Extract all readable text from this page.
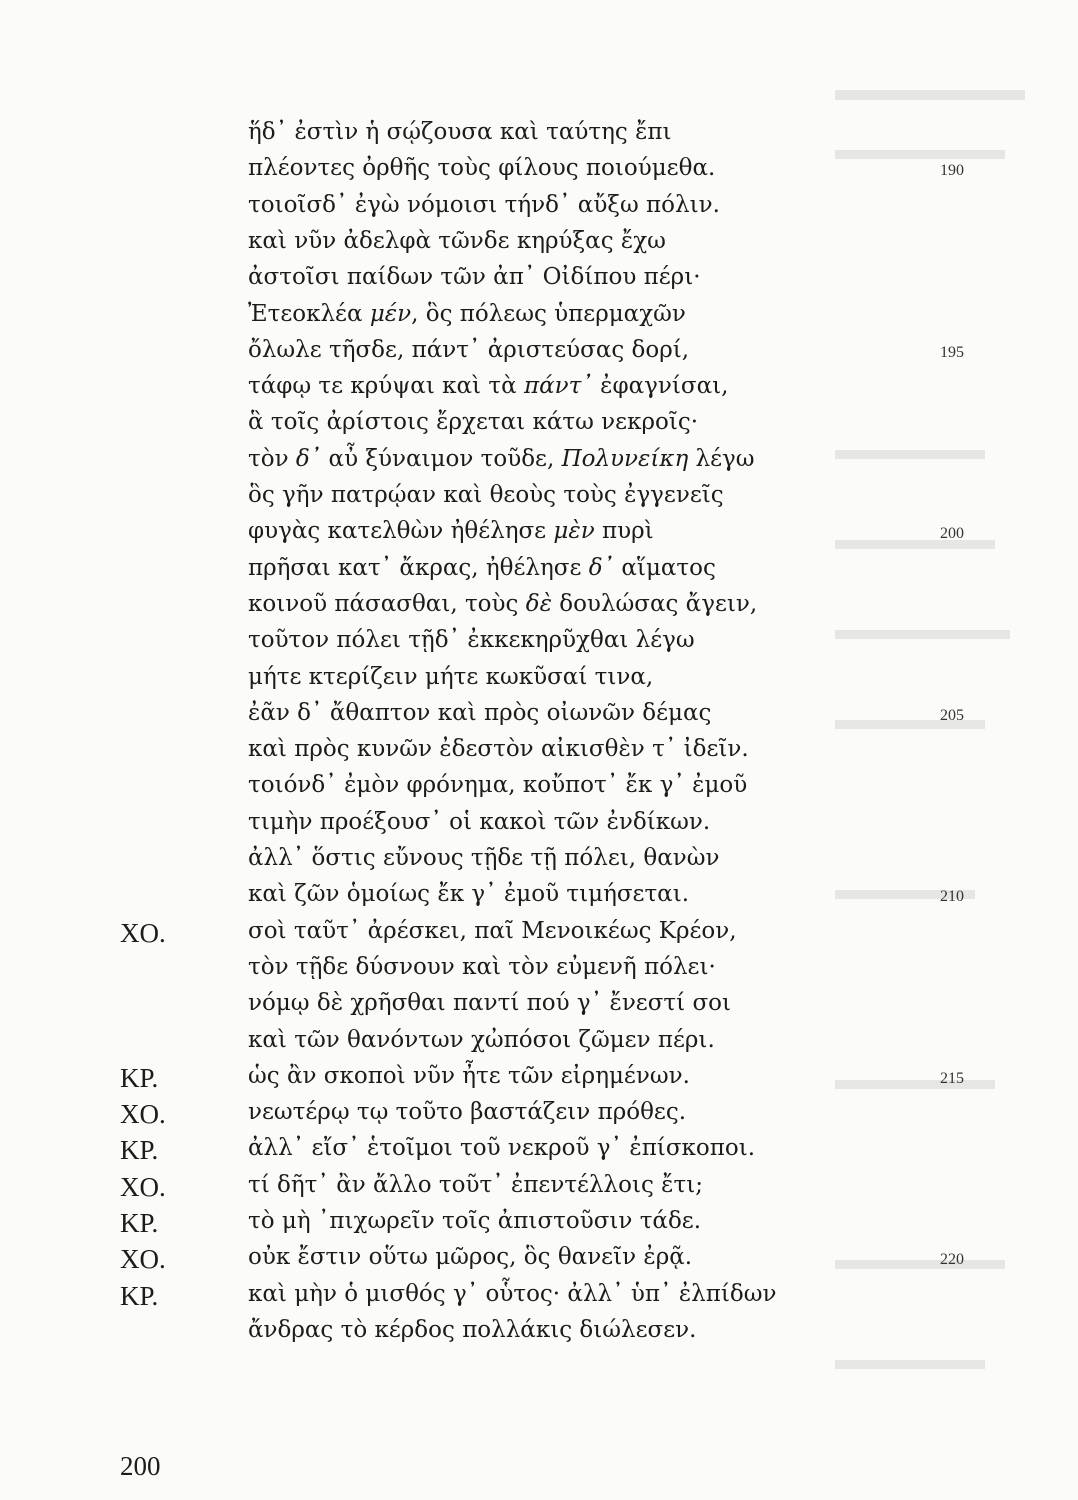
ἥδ᾽ ἐστὶν ἡ σῴζουσα καὶ ταύτης ἔπι
πλέοντες ὀρθῆς τοὺς φίλους ποιούμεθα.	190
τοιοῖσδ᾽ ἐγὼ νόμοισι τήνδ᾽ αὔξω πόλιν.
καὶ νῦν ἀδελφὰ τῶνδε κηρύξας ἔχω
ἀστοῖσι παίδων τῶν ἀπ᾽ Οἰδίπου πέρι·
Ἐτεοκλέα μέν, ὃς πόλεως ὑπερμαχῶν
ὄλωλε τῆσδε, πάντ᾽ ἀριστεύσας δορί,	195
τάφῳ τε κρύψαι καὶ τὰ πάντ᾽ ἐφαγνίσαι,
ἃ τοῖς ἀρίστοις ἔρχεται κάτω νεκροῖς·
τὸν δ᾽ αὖ ξύναιμον τοῦδε, Πολυνείκη λέγω
ὃς γῆν πατρῴαν καὶ θεοὺς τοὺς ἐγγενεῖς
φυγὰς κατελθὼν ἠθέλησε μὲν πυρὶ	200
πρῆσαι κατ᾽ ἄκρας, ἠθέλησε δ᾽ αἵματος
κοινοῦ πάσασθαι, τοὺς δὲ δουλώσας ἄγειν,
τοῦτον πόλει τῇδ᾽ ἐκκεκηρῦχθαι λέγω
μήτε κτερίζειν μήτε κωκῦσαί τινα,
ἐᾶν δ᾽ ἄθαπτον καὶ πρὸς οἰωνῶν δέμας	205
καὶ πρὸς κυνῶν ἐδεστὸν αἰκισθὲν τ᾽ ἰδεῖν.
τοιόνδ᾽ ἐμὸν φρόνημα, κοὔποτ᾽ ἔκ γ᾽ ἐμοῦ
τιμὴν προέξουσ᾽ οἱ κακοὶ τῶν ἐνδίκων.
ἀλλ᾽ ὅστις εὔνους τῇδε τῇ πόλει, θανὼν
καὶ ζῶν ὁμοίως ἔκ γ᾽ ἐμοῦ τιμήσεται.	210
ΧΟ.	σοὶ ταῦτ᾽ ἀρέσκει, παῖ Μενοικέως Κρέον,
τὸν τῇδε δύσνουν καὶ τὸν εὐμενῆ πόλει·
νόμῳ δὲ χρῆσθαι παντί πού γ᾽ ἔνεστί σοι
καὶ τῶν θανόντων χὠπόσοι ζῶμεν πέρι.
ΚΡ.	ὡς ἂν σκοποὶ νῦν ἦτε τῶν εἰρημένων.	215
ΧΟ.	νεωτέρῳ τῳ τοῦτο βαστάζειν πρόθες.
ΚΡ.	ἀλλ᾽ εἴσ᾽ ἑτοῖμοι τοῦ νεκροῦ γ᾽ ἐπίσκοποι.
ΧΟ.	τί δῆτ᾽ ἂν ἄλλο τοῦτ᾽ ἐπεντέλλοις ἔτι;
ΚΡ.	τὸ μὴ ᾽πιχωρεῖν τοῖς ἀπιστοῦσιν τάδε.
ΧΟ.	οὐκ ἔστιν οὕτω μῶρος, ὃς θανεῖν ἐρᾷ.	220
ΚΡ.	καὶ μὴν ὁ μισθός γ᾽ οὗτος· ἀλλ᾽ ὑπ᾽ ἐλπίδων
ἄνδρας τὸ κέρδος πολλάκις διώλεσεν.
200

● What you will do:
Produce an exact copy of each line of data, skipping embedded images.

● Expected answer:
Extract all readable text from this page.
ἥδ᾽ ἐστὶν ἡ σῴζουσα καὶ ταύτης ἔπι
πλέοντες ὀρθῆς τοὺς φίλους ποιούμεθα.	190
τοιοῖσδ᾽ ἐγὼ νόμοισι τήνδ᾽ αὔξω πόλιν.
καὶ νῦν ἀδελφὰ τῶνδε κηρύξας ἔχω
ἀστοῖσι παίδων τῶν ἀπ᾽ Οἰδίπου πέρι·
Ἐτεοκλέα μέν, ὃς πόλεως ὑπερμαχῶν
ὄλωλε τῆσδε, πάντ᾽ ἀριστεύσας δορί,	195
τάφῳ τε κρύψαι καὶ τὰ πάντ᾽ ἐφαγνίσαι,
ἃ τοῖς ἀρίστοις ἔρχεται κάτω νεκροῖς·
τὸν δ᾽ αὖ ξύναιμον τοῦδε, Πολυνείκη λέγω
ὃς γῆν πατρῴαν καὶ θεοὺς τοὺς ἐγγενεῖς
φυγὰς κατελθὼν ἠθέλησε μὲν πυρὶ	200
πρῆσαι κατ᾽ ἄκρας, ἠθέλησε δ᾽ αἵματος
κοινοῦ πάσασθαι, τοὺς δὲ δουλώσας ἄγειν,
τοῦτον πόλει τῇδ᾽ ἐκκεκηρῦχθαι λέγω
μήτε κτερίζειν μήτε κωκῦσαί τινα,
ἐᾶν δ᾽ ἄθαπτον καὶ πρὸς οἰωνῶν δέμας	205
καὶ πρὸς κυνῶν ἐδεστὸν αἰκισθὲν τ᾽ ἰδεῖν.
τοιόνδ᾽ ἐμὸν φρόνημα, κοὔποτ᾽ ἔκ γ᾽ ἐμοῦ
τιμὴν προέξουσ᾽ οἱ κακοὶ τῶν ἐνδίκων.
ἀλλ᾽ ὅστις εὔνους τῇδε τῇ πόλει, θανὼν
καὶ ζῶν ὁμοίως ἔκ γ᾽ ἐμοῦ τιμήσεται.	210
ΧΟ.	σοὶ ταῦτ᾽ ἀρέσκει, παῖ Μενοικέως Κρέον,
τὸν τῇδε δύσνουν καὶ τὸν εὐμενῆ πόλει·
νόμῳ δὲ χρῆσθαι παντί πού γ᾽ ἔνεστί σοι
καὶ τῶν θανόντων χὠπόσοι ζῶμεν πέρι.
ΚΡ.	ὡς ἂν σκοποὶ νῦν ἦτε τῶν εἰρημένων.	215
ΧΟ.	νεωτέρῳ τῳ τοῦτο βαστάζειν πρόθες.
ΚΡ.	ἀλλ᾽ εἴσ᾽ ἑτοῖμοι τοῦ νεκροῦ γ᾽ ἐπίσκοποι.
ΧΟ.	τί δῆτ᾽ ἂν ἄλλο τοῦτ᾽ ἐπεντέλλοις ἔτι;
ΚΡ.	τὸ μὴ ᾽πιχωρεῖν τοῖς ἀπιστοῦσιν τάδε.
ΧΟ.	οὐκ ἔστιν οὕτω μῶρος, ὃς θανεῖν ἐρᾷ.	220
ΚΡ.	καὶ μὴν ὁ μισθός γ᾽ οὗτος· ἀλλ᾽ ὑπ᾽ ἐλπίδων
ἄνδρας τὸ κέρδος πολλάκις διώλεσεν.
200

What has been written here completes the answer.